Data excerpts:

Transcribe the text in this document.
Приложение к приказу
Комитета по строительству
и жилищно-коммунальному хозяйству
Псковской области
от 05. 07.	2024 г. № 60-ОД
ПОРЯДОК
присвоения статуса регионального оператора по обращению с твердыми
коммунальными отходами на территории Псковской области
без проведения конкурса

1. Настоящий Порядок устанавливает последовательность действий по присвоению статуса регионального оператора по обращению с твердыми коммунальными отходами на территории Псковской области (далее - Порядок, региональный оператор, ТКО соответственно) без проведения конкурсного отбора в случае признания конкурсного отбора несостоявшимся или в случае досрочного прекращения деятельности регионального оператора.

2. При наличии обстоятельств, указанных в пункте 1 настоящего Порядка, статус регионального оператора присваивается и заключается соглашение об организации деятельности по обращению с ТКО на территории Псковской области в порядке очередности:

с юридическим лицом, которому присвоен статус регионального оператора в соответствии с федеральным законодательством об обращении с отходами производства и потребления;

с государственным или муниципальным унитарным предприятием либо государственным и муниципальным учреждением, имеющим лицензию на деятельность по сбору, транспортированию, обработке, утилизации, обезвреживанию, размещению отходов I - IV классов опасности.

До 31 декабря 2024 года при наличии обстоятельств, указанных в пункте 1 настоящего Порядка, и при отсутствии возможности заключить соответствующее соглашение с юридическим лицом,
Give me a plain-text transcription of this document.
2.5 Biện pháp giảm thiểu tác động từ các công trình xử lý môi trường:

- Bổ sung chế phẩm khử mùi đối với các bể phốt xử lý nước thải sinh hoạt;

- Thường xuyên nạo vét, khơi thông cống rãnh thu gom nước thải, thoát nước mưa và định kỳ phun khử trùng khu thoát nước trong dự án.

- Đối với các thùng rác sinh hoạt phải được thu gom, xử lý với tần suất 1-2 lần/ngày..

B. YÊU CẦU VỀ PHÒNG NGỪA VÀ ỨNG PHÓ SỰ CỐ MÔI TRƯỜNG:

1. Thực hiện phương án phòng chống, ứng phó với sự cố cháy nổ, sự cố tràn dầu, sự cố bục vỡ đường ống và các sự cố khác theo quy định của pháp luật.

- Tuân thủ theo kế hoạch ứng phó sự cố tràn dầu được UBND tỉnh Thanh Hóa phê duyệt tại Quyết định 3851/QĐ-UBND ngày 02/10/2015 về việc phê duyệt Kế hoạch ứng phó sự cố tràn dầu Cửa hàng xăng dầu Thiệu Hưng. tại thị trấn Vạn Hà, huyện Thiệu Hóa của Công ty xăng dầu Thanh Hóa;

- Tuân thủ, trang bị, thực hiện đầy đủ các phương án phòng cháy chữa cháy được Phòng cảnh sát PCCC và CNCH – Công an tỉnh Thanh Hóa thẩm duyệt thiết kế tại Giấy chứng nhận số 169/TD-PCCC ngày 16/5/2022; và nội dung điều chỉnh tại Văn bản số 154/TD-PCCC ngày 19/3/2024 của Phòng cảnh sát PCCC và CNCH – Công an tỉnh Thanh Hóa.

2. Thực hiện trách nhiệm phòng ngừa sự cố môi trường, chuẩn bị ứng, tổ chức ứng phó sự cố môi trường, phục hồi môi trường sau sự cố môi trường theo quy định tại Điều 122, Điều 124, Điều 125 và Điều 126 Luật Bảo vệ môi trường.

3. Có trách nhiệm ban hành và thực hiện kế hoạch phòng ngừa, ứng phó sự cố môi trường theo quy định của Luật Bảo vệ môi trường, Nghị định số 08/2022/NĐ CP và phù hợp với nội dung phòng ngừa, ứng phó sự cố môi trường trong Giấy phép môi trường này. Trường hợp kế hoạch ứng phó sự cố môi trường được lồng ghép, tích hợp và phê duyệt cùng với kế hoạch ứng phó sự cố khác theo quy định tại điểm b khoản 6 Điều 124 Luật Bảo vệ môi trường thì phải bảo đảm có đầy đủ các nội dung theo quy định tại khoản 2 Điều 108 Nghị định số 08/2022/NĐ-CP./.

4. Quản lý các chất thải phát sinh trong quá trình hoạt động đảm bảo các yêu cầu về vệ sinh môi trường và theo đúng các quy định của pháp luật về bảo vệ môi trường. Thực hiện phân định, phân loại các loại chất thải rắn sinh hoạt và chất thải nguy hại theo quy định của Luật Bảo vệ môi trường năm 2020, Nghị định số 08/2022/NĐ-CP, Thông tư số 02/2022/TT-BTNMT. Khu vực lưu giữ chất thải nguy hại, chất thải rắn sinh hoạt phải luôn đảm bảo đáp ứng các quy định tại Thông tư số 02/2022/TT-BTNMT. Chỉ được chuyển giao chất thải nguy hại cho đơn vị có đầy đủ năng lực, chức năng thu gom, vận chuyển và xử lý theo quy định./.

Problem. Repeat the whole listing exactly, keeping every line intact.

Answer to the task.
Transcribe the text in this document.
Приложение к приказу
Комитета по строительству
и жилищно-коммунальному хозяйству
Псковской области
от 05. 07.	2024 г. № 60-ОД
ПОРЯДОК
присвоения статуса регионального оператора по обращению с твердыми
коммунальными отходами на территории Псковской области
без проведения конкурса

1. Настоящий Порядок устанавливает последовательность действий по присвоению статуса регионального оператора по обращению с твердыми коммунальными отходами на территории Псковской области (далее - Порядок, региональный оператор, ТКО соответственно) без проведения конкурсного отбора в случае признания конкурсного отбора несостоявшимся или в случае досрочного прекращения деятельности регионального оператора.

2. При наличии обстоятельств, указанных в пункте 1 настоящего Порядка, статус регионального оператора присваивается и заключается соглашение об организации деятельности по обращению с ТКО на территории Псковской области в порядке очередности:

с юридическим лицом, которому присвоен статус регионального оператора в соответствии с федеральным законодательством об обращении с отходами производства и потребления;

с государственным или муниципальным унитарным предприятием либо государственным и муниципальным учреждением, имеющим лицензию на деятельность по сбору, транспортированию, обработке, утилизации, обезвреживанию, размещению отходов I - IV классов опасности.

До 31 декабря 2024 года при наличии обстоятельств, указанных в пункте 1 настоящего Порядка, и при отсутствии возможности заключить соответствующее соглашение с юридическим лицом,
Give me a plain-text transcription of this document.
2.5 Biện pháp giảm thiểu tác động từ các công trình xử lý môi trường:

- Bổ sung chế phẩm khử mùi đối với các bể phốt xử lý nước thải sinh hoạt;

- Thường xuyên nạo vét, khơi thông cống rãnh thu gom nước thải, thoát nước mưa và định kỳ phun khử trùng khu thoát nước trong dự án.

- Đối với các thùng rác sinh hoạt phải được thu gom, xử lý với tần suất 1-2 lần/ngày..

B. YÊU CẦU VỀ PHÒNG NGỪA VÀ ỨNG PHÓ SỰ CỐ MÔI TRƯỜNG:

1. Thực hiện phương án phòng chống, ứng phó với sự cố cháy nổ, sự cố tràn dầu, sự cố bục vỡ đường ống và các sự cố khác theo quy định của pháp luật.

- Tuân thủ theo kế hoạch ứng phó sự cố tràn dầu được UBND tỉnh Thanh Hóa phê duyệt tại Quyết định 3851/QĐ-UBND ngày 02/10/2015 về việc phê duyệt Kế hoạch ứng phó sự cố tràn dầu Cửa hàng xăng dầu Thiệu Hưng. tại thị trấn Vạn Hà, huyện Thiệu Hóa của Công ty xăng dầu Thanh Hóa;

- Tuân thủ, trang bị, thực hiện đầy đủ các phương án phòng cháy chữa cháy được Phòng cảnh sát PCCC và CNCH – Công an tỉnh Thanh Hóa thẩm duyệt thiết kế tại Giấy chứng nhận số 169/TD-PCCC ngày 16/5/2022; và nội dung điều chỉnh tại Văn bản số 154/TD-PCCC ngày 19/3/2024 của Phòng cảnh sát PCCC và CNCH – Công an tỉnh Thanh Hóa.

2. Thực hiện trách nhiệm phòng ngừa sự cố môi trường, chuẩn bị ứng, tổ chức ứng phó sự cố môi trường, phục hồi môi trường sau sự cố môi trường theo quy định tại Điều 122, Điều 124, Điều 125 và Điều 126 Luật Bảo vệ môi trường.

3. Có trách nhiệm ban hành và thực hiện kế hoạch phòng ngừa, ứng phó sự cố môi trường theo quy định của Luật Bảo vệ môi trường, Nghị định số 08/2022/NĐ CP và phù hợp với nội dung phòng ngừa, ứng phó sự cố môi trường trong Giấy phép môi trường này. Trường hợp kế hoạch ứng phó sự cố môi trường được lồng ghép, tích hợp và phê duyệt cùng với kế hoạch ứng phó sự cố khác theo quy định tại điểm b khoản 6 Điều 124 Luật Bảo vệ môi trường thì phải bảo đảm có đầy đủ các nội dung theo quy định tại khoản 2 Điều 108 Nghị định số 08/2022/NĐ-CP./.

4. Quản lý các chất thải phát sinh trong quá trình hoạt động đảm bảo các yêu cầu về vệ sinh môi trường và theo đúng các quy định của pháp luật về bảo vệ môi trường. Thực hiện phân định, phân loại các loại chất thải rắn sinh hoạt và chất thải nguy hại theo quy định của Luật Bảo vệ môi trường năm 2020, Nghị định số 08/2022/NĐ-CP, Thông tư số 02/2022/TT-BTNMT. Khu vực lưu giữ chất thải nguy hại, chất thải rắn sinh hoạt phải luôn đảm bảo đáp ứng các quy định tại Thông tư số 02/2022/TT-BTNMT. Chỉ được chuyển giao chất thải nguy hại cho đơn vị có đầy đủ năng lực, chức năng thu gom, vận chuyển và xử lý theo quy định./.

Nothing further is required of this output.